(Task statement): Repeat every line below exactly, word for word.

(Data supplied):
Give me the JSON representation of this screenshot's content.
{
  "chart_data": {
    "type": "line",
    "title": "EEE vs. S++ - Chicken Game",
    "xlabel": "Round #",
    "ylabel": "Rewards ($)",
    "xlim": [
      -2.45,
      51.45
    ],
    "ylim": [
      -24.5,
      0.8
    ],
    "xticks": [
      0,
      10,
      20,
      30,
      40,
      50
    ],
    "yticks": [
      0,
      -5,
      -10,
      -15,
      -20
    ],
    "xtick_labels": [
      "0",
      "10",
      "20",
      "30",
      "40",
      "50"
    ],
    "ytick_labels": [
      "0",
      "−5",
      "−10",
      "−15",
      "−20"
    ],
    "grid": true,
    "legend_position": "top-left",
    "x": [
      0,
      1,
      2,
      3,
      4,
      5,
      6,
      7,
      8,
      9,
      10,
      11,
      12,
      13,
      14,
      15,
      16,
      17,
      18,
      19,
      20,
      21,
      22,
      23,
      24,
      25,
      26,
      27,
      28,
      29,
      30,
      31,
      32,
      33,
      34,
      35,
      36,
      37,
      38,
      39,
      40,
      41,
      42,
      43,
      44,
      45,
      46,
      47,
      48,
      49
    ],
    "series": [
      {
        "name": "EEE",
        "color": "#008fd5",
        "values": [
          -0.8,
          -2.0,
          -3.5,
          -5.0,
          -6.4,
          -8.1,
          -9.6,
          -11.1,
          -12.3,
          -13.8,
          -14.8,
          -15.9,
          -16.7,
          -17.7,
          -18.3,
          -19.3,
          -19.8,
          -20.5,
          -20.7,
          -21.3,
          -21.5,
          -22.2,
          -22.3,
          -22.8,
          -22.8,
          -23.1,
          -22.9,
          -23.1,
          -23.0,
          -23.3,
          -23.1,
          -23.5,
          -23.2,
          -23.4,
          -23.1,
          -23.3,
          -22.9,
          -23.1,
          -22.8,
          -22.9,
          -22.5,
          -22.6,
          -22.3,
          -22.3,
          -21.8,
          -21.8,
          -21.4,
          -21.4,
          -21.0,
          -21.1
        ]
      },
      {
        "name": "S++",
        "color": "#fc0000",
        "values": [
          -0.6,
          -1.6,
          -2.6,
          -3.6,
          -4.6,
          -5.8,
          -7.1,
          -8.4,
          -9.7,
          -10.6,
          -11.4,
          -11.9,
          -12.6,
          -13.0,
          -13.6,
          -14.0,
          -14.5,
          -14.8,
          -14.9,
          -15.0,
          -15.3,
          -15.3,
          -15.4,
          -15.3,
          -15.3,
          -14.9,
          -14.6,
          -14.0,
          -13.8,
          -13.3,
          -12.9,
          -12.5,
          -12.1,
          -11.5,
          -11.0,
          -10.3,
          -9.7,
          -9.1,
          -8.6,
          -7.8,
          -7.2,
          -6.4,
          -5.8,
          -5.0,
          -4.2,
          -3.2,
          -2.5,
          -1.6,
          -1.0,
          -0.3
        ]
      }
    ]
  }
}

(Full response):
Give me the JSON representation of this screenshot's content.
{
  "chart_data": {
    "type": "line",
    "title": "EEE vs. S++ - Chicken Game",
    "xlabel": "Round #",
    "ylabel": "Rewards ($)",
    "xlim": [
      -2.45,
      51.45
    ],
    "ylim": [
      -24.5,
      0.8
    ],
    "xticks": [
      0,
      10,
      20,
      30,
      40,
      50
    ],
    "yticks": [
      0,
      -5,
      -10,
      -15,
      -20
    ],
    "xtick_labels": [
      "0",
      "10",
      "20",
      "30",
      "40",
      "50"
    ],
    "ytick_labels": [
      "0",
      "−5",
      "−10",
      "−15",
      "−20"
    ],
    "grid": true,
    "legend_position": "top-left",
    "x": [
      0,
      1,
      2,
      3,
      4,
      5,
      6,
      7,
      8,
      9,
      10,
      11,
      12,
      13,
      14,
      15,
      16,
      17,
      18,
      19,
      20,
      21,
      22,
      23,
      24,
      25,
      26,
      27,
      28,
      29,
      30,
      31,
      32,
      33,
      34,
      35,
      36,
      37,
      38,
      39,
      40,
      41,
      42,
      43,
      44,
      45,
      46,
      47,
      48,
      49
    ],
    "series": [
      {
        "name": "EEE",
        "color": "#008fd5",
        "values": [
          -0.8,
          -2.0,
          -3.5,
          -5.0,
          -6.4,
          -8.1,
          -9.6,
          -11.1,
          -12.3,
          -13.8,
          -14.8,
          -15.9,
          -16.7,
          -17.7,
          -18.3,
          -19.3,
          -19.8,
          -20.5,
          -20.7,
          -21.3,
          -21.5,
          -22.2,
          -22.3,
          -22.8,
          -22.8,
          -23.1,
          -22.9,
          -23.1,
          -23.0,
          -23.3,
          -23.1,
          -23.5,
          -23.2,
          -23.4,
          -23.1,
          -23.3,
          -22.9,
          -23.1,
          -22.8,
          -22.9,
          -22.5,
          -22.6,
          -22.3,
          -22.3,
          -21.8,
          -21.8,
          -21.4,
          -21.4,
          -21.0,
          -21.1
        ]
      },
      {
        "name": "S++",
        "color": "#fc0000",
        "values": [
          -0.6,
          -1.6,
          -2.6,
          -3.6,
          -4.6,
          -5.8,
          -7.1,
          -8.4,
          -9.7,
          -10.6,
          -11.4,
          -11.9,
          -12.6,
          -13.0,
          -13.6,
          -14.0,
          -14.5,
          -14.8,
          -14.9,
          -15.0,
          -15.3,
          -15.3,
          -15.4,
          -15.3,
          -15.3,
          -14.9,
          -14.6,
          -14.0,
          -13.8,
          -13.3,
          -12.9,
          -12.5,
          -12.1,
          -11.5,
          -11.0,
          -10.3,
          -9.7,
          -9.1,
          -8.6,
          -7.8,
          -7.2,
          -6.4,
          -5.8,
          -5.0,
          -4.2,
          -3.2,
          -2.5,
          -1.6,
          -1.0,
          -0.3
        ]
      }
    ]
  }
}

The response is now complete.